#### [WRITTEN TASK]
Every entry needs to be printed exactly, please.
════════════════
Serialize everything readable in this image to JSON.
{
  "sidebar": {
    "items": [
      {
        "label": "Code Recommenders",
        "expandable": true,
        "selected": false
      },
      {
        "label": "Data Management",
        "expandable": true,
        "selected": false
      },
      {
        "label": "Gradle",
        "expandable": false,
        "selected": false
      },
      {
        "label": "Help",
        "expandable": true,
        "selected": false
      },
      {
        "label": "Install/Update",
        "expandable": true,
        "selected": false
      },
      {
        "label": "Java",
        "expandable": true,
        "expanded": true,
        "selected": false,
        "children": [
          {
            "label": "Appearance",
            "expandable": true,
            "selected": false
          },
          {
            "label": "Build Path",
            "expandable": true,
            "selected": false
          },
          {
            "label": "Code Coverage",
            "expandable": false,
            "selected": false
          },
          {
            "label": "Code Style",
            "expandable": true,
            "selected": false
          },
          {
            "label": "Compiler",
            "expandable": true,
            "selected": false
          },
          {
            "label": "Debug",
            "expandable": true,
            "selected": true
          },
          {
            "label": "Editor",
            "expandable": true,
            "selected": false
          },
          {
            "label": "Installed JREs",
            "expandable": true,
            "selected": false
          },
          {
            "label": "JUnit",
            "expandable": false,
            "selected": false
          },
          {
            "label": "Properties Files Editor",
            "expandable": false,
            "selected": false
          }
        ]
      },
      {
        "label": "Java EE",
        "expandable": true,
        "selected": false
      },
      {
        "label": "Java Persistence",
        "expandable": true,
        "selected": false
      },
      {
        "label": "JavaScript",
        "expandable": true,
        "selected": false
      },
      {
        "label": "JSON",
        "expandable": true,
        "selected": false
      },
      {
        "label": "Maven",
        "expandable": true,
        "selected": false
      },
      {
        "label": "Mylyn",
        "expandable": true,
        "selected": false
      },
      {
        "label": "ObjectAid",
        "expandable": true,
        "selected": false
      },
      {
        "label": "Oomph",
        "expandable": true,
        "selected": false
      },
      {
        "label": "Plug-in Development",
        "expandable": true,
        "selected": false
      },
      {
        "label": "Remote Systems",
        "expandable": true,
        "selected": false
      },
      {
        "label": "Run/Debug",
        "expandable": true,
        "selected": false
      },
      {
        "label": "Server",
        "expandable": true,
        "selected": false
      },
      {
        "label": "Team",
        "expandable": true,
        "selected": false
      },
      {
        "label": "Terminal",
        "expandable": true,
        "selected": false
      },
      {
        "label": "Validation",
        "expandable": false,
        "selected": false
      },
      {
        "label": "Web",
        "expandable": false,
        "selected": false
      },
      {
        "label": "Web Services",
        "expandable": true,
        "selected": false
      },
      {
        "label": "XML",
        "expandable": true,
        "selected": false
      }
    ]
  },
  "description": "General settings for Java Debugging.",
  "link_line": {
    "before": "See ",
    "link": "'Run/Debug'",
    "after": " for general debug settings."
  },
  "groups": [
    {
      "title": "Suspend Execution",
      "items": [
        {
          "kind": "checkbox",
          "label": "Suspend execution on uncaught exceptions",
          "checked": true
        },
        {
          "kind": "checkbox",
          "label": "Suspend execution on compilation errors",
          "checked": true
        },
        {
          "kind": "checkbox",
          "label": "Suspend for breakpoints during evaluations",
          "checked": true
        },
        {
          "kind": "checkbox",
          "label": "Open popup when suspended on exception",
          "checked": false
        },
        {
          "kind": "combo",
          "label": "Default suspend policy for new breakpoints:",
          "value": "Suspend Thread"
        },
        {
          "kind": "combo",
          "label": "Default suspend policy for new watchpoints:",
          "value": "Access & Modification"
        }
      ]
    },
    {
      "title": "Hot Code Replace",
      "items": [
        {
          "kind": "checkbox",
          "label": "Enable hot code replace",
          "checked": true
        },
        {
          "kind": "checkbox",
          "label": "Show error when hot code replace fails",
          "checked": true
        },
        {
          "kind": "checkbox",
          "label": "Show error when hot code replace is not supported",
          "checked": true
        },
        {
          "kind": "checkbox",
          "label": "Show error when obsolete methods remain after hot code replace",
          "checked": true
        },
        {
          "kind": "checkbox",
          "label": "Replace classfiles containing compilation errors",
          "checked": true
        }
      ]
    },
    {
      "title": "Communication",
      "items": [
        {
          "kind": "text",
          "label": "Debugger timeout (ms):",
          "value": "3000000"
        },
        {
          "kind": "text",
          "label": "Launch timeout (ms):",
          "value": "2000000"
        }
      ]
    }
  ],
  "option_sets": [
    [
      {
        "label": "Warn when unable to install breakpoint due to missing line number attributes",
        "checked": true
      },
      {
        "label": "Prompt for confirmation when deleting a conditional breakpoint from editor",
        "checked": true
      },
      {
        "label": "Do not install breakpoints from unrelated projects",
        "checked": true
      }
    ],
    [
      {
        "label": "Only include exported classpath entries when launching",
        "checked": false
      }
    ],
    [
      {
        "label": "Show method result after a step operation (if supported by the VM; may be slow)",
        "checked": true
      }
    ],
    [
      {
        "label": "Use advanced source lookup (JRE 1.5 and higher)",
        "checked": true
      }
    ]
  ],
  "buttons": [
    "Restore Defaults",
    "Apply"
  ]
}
════════════════
#### [RESPONSE TO THE TASK]
Serialize everything readable in this image to JSON.
{
  "sidebar": {
    "items": [
      {
        "label": "Code Recommenders",
        "expandable": true,
        "selected": false
      },
      {
        "label": "Data Management",
        "expandable": true,
        "selected": false
      },
      {
        "label": "Gradle",
        "expandable": false,
        "selected": false
      },
      {
        "label": "Help",
        "expandable": true,
        "selected": false
      },
      {
        "label": "Install/Update",
        "expandable": true,
        "selected": false
      },
      {
        "label": "Java",
        "expandable": true,
        "expanded": true,
        "selected": false,
        "children": [
          {
            "label": "Appearance",
            "expandable": true,
            "selected": false
          },
          {
            "label": "Build Path",
            "expandable": true,
            "selected": false
          },
          {
            "label": "Code Coverage",
            "expandable": false,
            "selected": false
          },
          {
            "label": "Code Style",
            "expandable": true,
            "selected": false
          },
          {
            "label": "Compiler",
            "expandable": true,
            "selected": false
          },
          {
            "label": "Debug",
            "expandable": true,
            "selected": true
          },
          {
            "label": "Editor",
            "expandable": true,
            "selected": false
          },
          {
            "label": "Installed JREs",
            "expandable": true,
            "selected": false
          },
          {
            "label": "JUnit",
            "expandable": false,
            "selected": false
          },
          {
            "label": "Properties Files Editor",
            "expandable": false,
            "selected": false
          }
        ]
      },
      {
        "label": "Java EE",
        "expandable": true,
        "selected": false
      },
      {
        "label": "Java Persistence",
        "expandable": true,
        "selected": false
      },
      {
        "label": "JavaScript",
        "expandable": true,
        "selected": false
      },
      {
        "label": "JSON",
        "expandable": true,
        "selected": false
      },
      {
        "label": "Maven",
        "expandable": true,
        "selected": false
      },
      {
        "label": "Mylyn",
        "expandable": true,
        "selected": false
      },
      {
        "label": "ObjectAid",
        "expandable": true,
        "selected": false
      },
      {
        "label": "Oomph",
        "expandable": true,
        "selected": false
      },
      {
        "label": "Plug-in Development",
        "expandable": true,
        "selected": false
      },
      {
        "label": "Remote Systems",
        "expandable": true,
        "selected": false
      },
      {
        "label": "Run/Debug",
        "expandable": true,
        "selected": false
      },
      {
        "label": "Server",
        "expandable": true,
        "selected": false
      },
      {
        "label": "Team",
        "expandable": true,
        "selected": false
      },
      {
        "label": "Terminal",
        "expandable": true,
        "selected": false
      },
      {
        "label": "Validation",
        "expandable": false,
        "selected": false
      },
      {
        "label": "Web",
        "expandable": false,
        "selected": false
      },
      {
        "label": "Web Services",
        "expandable": true,
        "selected": false
      },
      {
        "label": "XML",
        "expandable": true,
        "selected": false
      }
    ]
  },
  "description": "General settings for Java Debugging.",
  "link_line": {
    "before": "See ",
    "link": "'Run/Debug'",
    "after": " for general debug settings."
  },
  "groups": [
    {
      "title": "Suspend Execution",
      "items": [
        {
          "kind": "checkbox",
          "label": "Suspend execution on uncaught exceptions",
          "checked": true
        },
        {
          "kind": "checkbox",
          "label": "Suspend execution on compilation errors",
          "checked": true
        },
        {
          "kind": "checkbox",
          "label": "Suspend for breakpoints during evaluations",
          "checked": true
        },
        {
          "kind": "checkbox",
          "label": "Open popup when suspended on exception",
          "checked": false
        },
        {
          "kind": "combo",
          "label": "Default suspend policy for new breakpoints:",
          "value": "Suspend Thread"
        },
        {
          "kind": "combo",
          "label": "Default suspend policy for new watchpoints:",
          "value": "Access & Modification"
        }
      ]
    },
    {
      "title": "Hot Code Replace",
      "items": [
        {
          "kind": "checkbox",
          "label": "Enable hot code replace",
          "checked": true
        },
        {
          "kind": "checkbox",
          "label": "Show error when hot code replace fails",
          "checked": true
        },
        {
          "kind": "checkbox",
          "label": "Show error when hot code replace is not supported",
          "checked": true
        },
        {
          "kind": "checkbox",
          "label": "Show error when obsolete methods remain after hot code replace",
          "checked": true
        },
        {
          "kind": "checkbox",
          "label": "Replace classfiles containing compilation errors",
          "checked": true
        }
      ]
    },
    {
      "title": "Communication",
      "items": [
        {
          "kind": "text",
          "label": "Debugger timeout (ms):",
          "value": "3000000"
        },
        {
          "kind": "text",
          "label": "Launch timeout (ms):",
          "value": "2000000"
        }
      ]
    }
  ],
  "option_sets": [
    [
      {
        "label": "Warn when unable to install breakpoint due to missing line number attributes",
        "checked": true
      },
      {
        "label": "Prompt for confirmation when deleting a conditional breakpoint from editor",
        "checked": true
      },
      {
        "label": "Do not install breakpoints from unrelated projects",
        "checked": true
      }
    ],
    [
      {
        "label": "Only include exported classpath entries when launching",
        "checked": false
      }
    ],
    [
      {
        "label": "Show method result after a step operation (if supported by the VM; may be slow)",
        "checked": true
      }
    ],
    [
      {
        "label": "Use advanced source lookup (JRE 1.5 and higher)",
        "checked": true
      }
    ]
  ],
  "buttons": [
    "Restore Defaults",
    "Apply"
  ]
}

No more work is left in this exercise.